[DATA IN THIS EXERCISE]:

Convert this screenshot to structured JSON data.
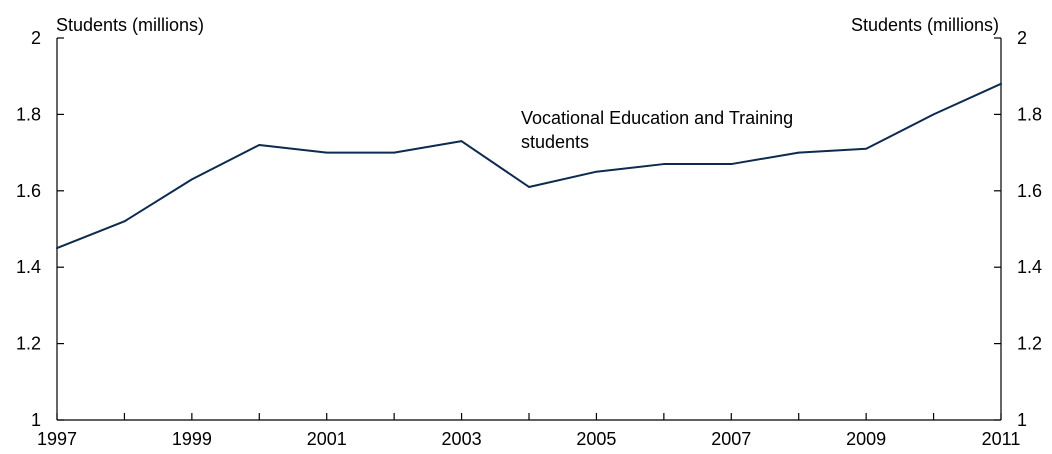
{
  "chart_data": {
    "type": "line",
    "left_axis_label": "Students (millions)",
    "right_axis_label": "Students (millions)",
    "annotation_lines": [
      "Vocational Education and Training",
      "students"
    ],
    "ylim": [
      1,
      2
    ],
    "y_ticks": [
      "1",
      "1.2",
      "1.4",
      "1.6",
      "1.8",
      "2"
    ],
    "xlim": [
      1997,
      2011
    ],
    "x_ticks": [
      "1997",
      "1999",
      "2001",
      "2003",
      "2005",
      "2007",
      "2009",
      "2011"
    ],
    "grid": false,
    "line_color": "#0d2a4f",
    "series": [
      {
        "x": [
          1997,
          1998,
          1999,
          2000,
          2001,
          2002,
          2003,
          2004,
          2005,
          2006,
          2007,
          2008,
          2009,
          2010,
          2011
        ],
        "y": [
          1.45,
          1.52,
          1.63,
          1.72,
          1.7,
          1.7,
          1.73,
          1.61,
          1.65,
          1.67,
          1.67,
          1.7,
          1.71,
          1.8,
          1.88
        ]
      }
    ]
  }
}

[WORK INSTRUCTIONS]: Count the lines that hold the string "millions", and reply with that number alone.

[RESPONSE TO THIS TASK]: 2